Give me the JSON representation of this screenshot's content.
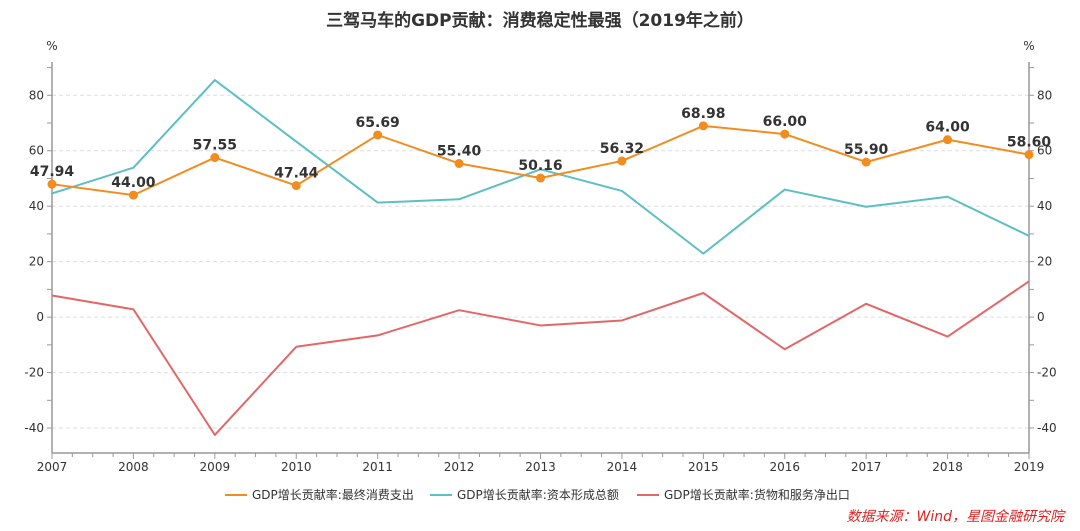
{
  "chart_data": {
    "type": "line",
    "title": "三驾马车的GDP贡献：消费稳定性最强（2019年之前）",
    "xlabel": "",
    "ylabel_left": "%",
    "ylabel_right": "%",
    "x": [
      "2007",
      "2008",
      "2009",
      "2010",
      "2011",
      "2012",
      "2013",
      "2014",
      "2015",
      "2016",
      "2017",
      "2018",
      "2019"
    ],
    "ylim": [
      -49,
      92
    ],
    "yticks": [
      -40,
      -20,
      0,
      20,
      40,
      60,
      80
    ],
    "ytick_labels": [
      "-40",
      "-20",
      "0",
      "20",
      "40",
      "60",
      "80"
    ],
    "grid": true,
    "legend_position": "bottom",
    "series": [
      {
        "name": "GDP增长贡献率:最终消费支出",
        "color": "#f28c1e",
        "markers": true,
        "show_labels": true,
        "values": [
          47.94,
          44.0,
          57.55,
          47.44,
          65.69,
          55.4,
          50.16,
          56.32,
          68.98,
          66.0,
          55.9,
          64.0,
          58.6
        ],
        "labels": [
          "47.94",
          "44.00",
          "57.55",
          "47.44",
          "65.69",
          "55.40",
          "50.16",
          "56.32",
          "68.98",
          "66.00",
          "55.90",
          "64.00",
          "58.60"
        ]
      },
      {
        "name": "GDP增长贡献率:资本形成总额",
        "color": "#5bbfc3",
        "markers": false,
        "show_labels": false,
        "values": [
          44.6,
          53.9,
          85.5,
          63.3,
          41.3,
          42.5,
          53.3,
          45.5,
          22.9,
          46.0,
          39.8,
          43.4,
          29.3
        ]
      },
      {
        "name": "GDP增长贡献率:货物和服务净出口",
        "color": "#e26868",
        "markers": false,
        "show_labels": false,
        "values": [
          7.8,
          2.8,
          -42.5,
          -10.7,
          -6.6,
          2.5,
          -3.0,
          -1.2,
          8.7,
          -11.6,
          4.8,
          -7.0,
          12.9
        ]
      }
    ],
    "annotations": [
      "数据来源：Wind，星图金融研究院"
    ]
  }
}
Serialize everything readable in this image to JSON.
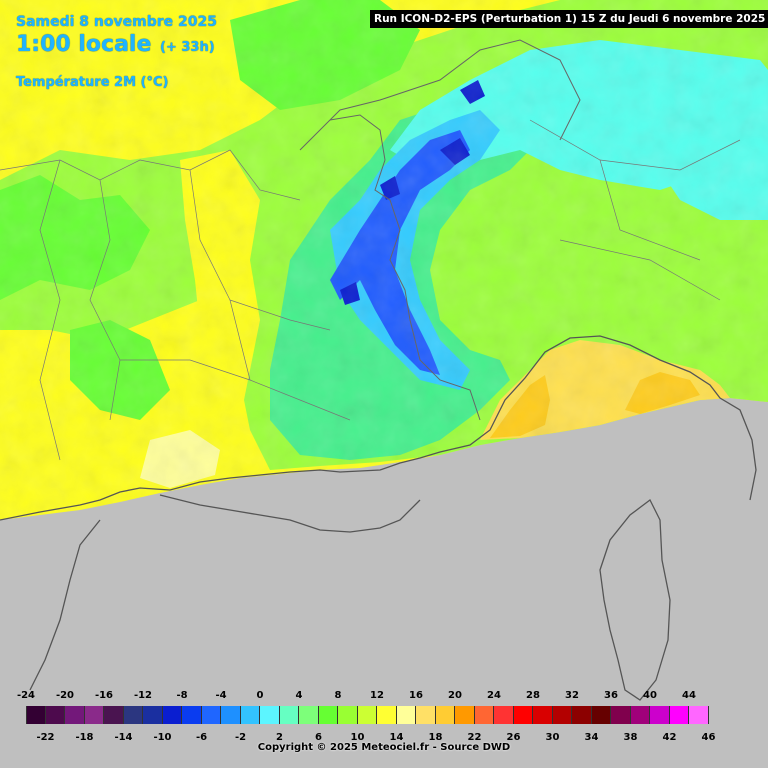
{
  "header": {
    "date": "Samedi 8 novembre 2025",
    "time": "1:00 locale",
    "offset": "(+ 33h)",
    "variable": "Température 2M (°C)"
  },
  "run_info": "Run ICON-D2-EPS (Perturbation 1) 15 Z du Jeudi 6 novembre 2025",
  "legend": {
    "top_labels": [
      "-24",
      "-20",
      "-16",
      "-12",
      "-8",
      "-4",
      "0",
      "4",
      "8",
      "12",
      "16",
      "20",
      "24",
      "28",
      "32",
      "36",
      "40",
      "44"
    ],
    "bottom_labels": [
      "-22",
      "-18",
      "-14",
      "-10",
      "-6",
      "-2",
      "2",
      "6",
      "10",
      "14",
      "18",
      "22",
      "26",
      "30",
      "34",
      "38",
      "42",
      "46"
    ],
    "colors": [
      "#330033",
      "#4d0a4d",
      "#73187a",
      "#8a2a8a",
      "#4a1450",
      "#2b3680",
      "#1a2fa0",
      "#0a1ed0",
      "#0a3cf0",
      "#1f66ff",
      "#1e90ff",
      "#33c3ff",
      "#5cf5ff",
      "#66ffc2",
      "#7dff7a",
      "#66ff33",
      "#99ff33",
      "#ccff33",
      "#ffff33",
      "#ffff99",
      "#ffe066",
      "#ffcc33",
      "#ff9900",
      "#ff6633",
      "#ff3333",
      "#ff0000",
      "#d90000",
      "#b30000",
      "#8c0000",
      "#660000",
      "#80004d",
      "#a0007a",
      "#cc00cc",
      "#ff00ff",
      "#ff66ff"
    ]
  },
  "copyright": "Copyright © 2025 Meteociel.fr - Source DWD"
}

§

## Instructions to follow
Transcribe all the lines above exactly, apart from the pictures.

## Response for this exercise
Give me the JSON representation of this screenshot's content.
{
  "chart_data": {
    "type": "line",
    "title": "三驾马车的GDP贡献：消费稳定性最强（2019年之前）",
    "xlabel": "",
    "ylabel_left": "%",
    "ylabel_right": "%",
    "x": [
      "2007",
      "2008",
      "2009",
      "2010",
      "2011",
      "2012",
      "2013",
      "2014",
      "2015",
      "2016",
      "2017",
      "2018",
      "2019"
    ],
    "ylim": [
      -49,
      92
    ],
    "yticks": [
      -40,
      -20,
      0,
      20,
      40,
      60,
      80
    ],
    "ytick_labels": [
      "-40",
      "-20",
      "0",
      "20",
      "40",
      "60",
      "80"
    ],
    "grid": true,
    "legend_position": "bottom",
    "series": [
      {
        "name": "GDP增长贡献率:最终消费支出",
        "color": "#f28c1e",
        "markers": true,
        "show_labels": true,
        "values": [
          47.94,
          44.0,
          57.55,
          47.44,
          65.69,
          55.4,
          50.16,
          56.32,
          68.98,
          66.0,
          55.9,
          64.0,
          58.6
        ],
        "labels": [
          "47.94",
          "44.00",
          "57.55",
          "47.44",
          "65.69",
          "55.40",
          "50.16",
          "56.32",
          "68.98",
          "66.00",
          "55.90",
          "64.00",
          "58.60"
        ]
      },
      {
        "name": "GDP增长贡献率:资本形成总额",
        "color": "#5bbfc3",
        "markers": false,
        "show_labels": false,
        "values": [
          44.6,
          53.9,
          85.5,
          63.3,
          41.3,
          42.5,
          53.3,
          45.5,
          22.9,
          46.0,
          39.8,
          43.4,
          29.3
        ]
      },
      {
        "name": "GDP增长贡献率:货物和服务净出口",
        "color": "#e26868",
        "markers": false,
        "show_labels": false,
        "values": [
          7.8,
          2.8,
          -42.5,
          -10.7,
          -6.6,
          2.5,
          -3.0,
          -1.2,
          8.7,
          -11.6,
          4.8,
          -7.0,
          12.9
        ]
      }
    ],
    "annotations": [
      "数据来源：Wind，星图金融研究院"
    ]
  }
}
Serialize everything readable in this image to JSON.
{
  "header": {
    "date": "Samedi 8 novembre 2025",
    "time": "1:00 locale",
    "offset": "(+ 33h)",
    "variable": "Température 2M (°C)"
  },
  "run_info": "Run ICON-D2-EPS (Perturbation 1) 15 Z du Jeudi 6 novembre 2025",
  "legend": {
    "top_labels": [
      "-24",
      "-20",
      "-16",
      "-12",
      "-8",
      "-4",
      "0",
      "4",
      "8",
      "12",
      "16",
      "20",
      "24",
      "28",
      "32",
      "36",
      "40",
      "44"
    ],
    "bottom_labels": [
      "-22",
      "-18",
      "-14",
      "-10",
      "-6",
      "-2",
      "2",
      "6",
      "10",
      "14",
      "18",
      "22",
      "26",
      "30",
      "34",
      "38",
      "42",
      "46"
    ],
    "colors": [
      "#330033",
      "#4d0a4d",
      "#73187a",
      "#8a2a8a",
      "#4a1450",
      "#2b3680",
      "#1a2fa0",
      "#0a1ed0",
      "#0a3cf0",
      "#1f66ff",
      "#1e90ff",
      "#33c3ff",
      "#5cf5ff",
      "#66ffc2",
      "#7dff7a",
      "#66ff33",
      "#99ff33",
      "#ccff33",
      "#ffff33",
      "#ffff99",
      "#ffe066",
      "#ffcc33",
      "#ff9900",
      "#ff6633",
      "#ff3333",
      "#ff0000",
      "#d90000",
      "#b30000",
      "#8c0000",
      "#660000",
      "#80004d",
      "#a0007a",
      "#cc00cc",
      "#ff00ff",
      "#ff66ff"
    ]
  },
  "copyright": "Copyright © 2025 Meteociel.fr - Source DWD"
}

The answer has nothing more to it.